• **RAW RECORDS**

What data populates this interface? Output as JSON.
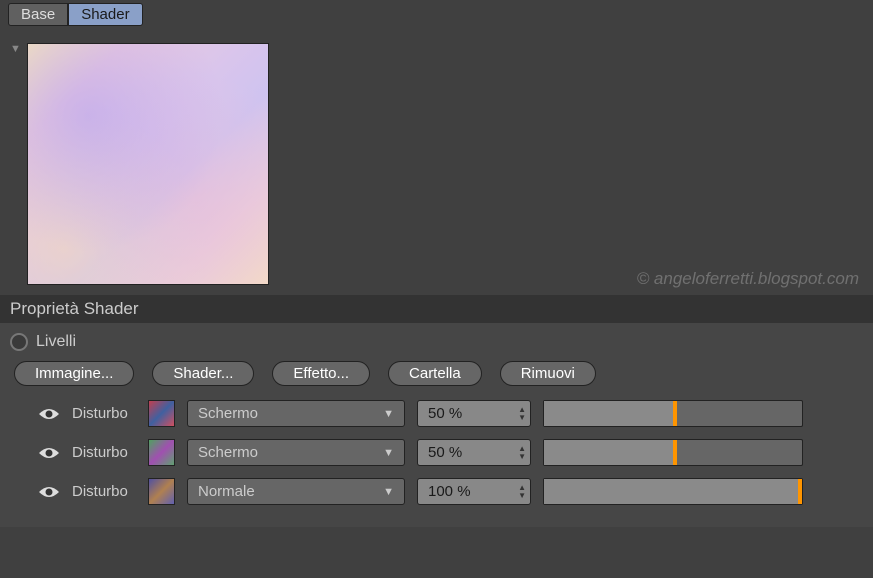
{
  "tabs": {
    "base": "Base",
    "shader": "Shader"
  },
  "watermark": "© angeloferretti.blogspot.com",
  "section_title": "Proprietà Shader",
  "levels_label": "Livelli",
  "buttons": {
    "image": "Immagine...",
    "shader": "Shader...",
    "effect": "Effetto...",
    "folder": "Cartella",
    "remove": "Rimuovi"
  },
  "layers": [
    {
      "name": "Disturbo",
      "blend": "Schermo",
      "percent": "50 %",
      "fill": 50
    },
    {
      "name": "Disturbo",
      "blend": "Schermo",
      "percent": "50 %",
      "fill": 50
    },
    {
      "name": "Disturbo",
      "blend": "Normale",
      "percent": "100 %",
      "fill": 100
    }
  ]
}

• **PROBLEM REQUIREMENTS**
Repeat the listing in full and exactly. Do not include any images.

• **RESPONSE TO THE TASK**
What data populates this interface? Output as JSON.
{
  "tabs": {
    "base": "Base",
    "shader": "Shader"
  },
  "watermark": "© angeloferretti.blogspot.com",
  "section_title": "Proprietà Shader",
  "levels_label": "Livelli",
  "buttons": {
    "image": "Immagine...",
    "shader": "Shader...",
    "effect": "Effetto...",
    "folder": "Cartella",
    "remove": "Rimuovi"
  },
  "layers": [
    {
      "name": "Disturbo",
      "blend": "Schermo",
      "percent": "50 %",
      "fill": 50
    },
    {
      "name": "Disturbo",
      "blend": "Schermo",
      "percent": "50 %",
      "fill": 50
    },
    {
      "name": "Disturbo",
      "blend": "Normale",
      "percent": "100 %",
      "fill": 100
    }
  ]
}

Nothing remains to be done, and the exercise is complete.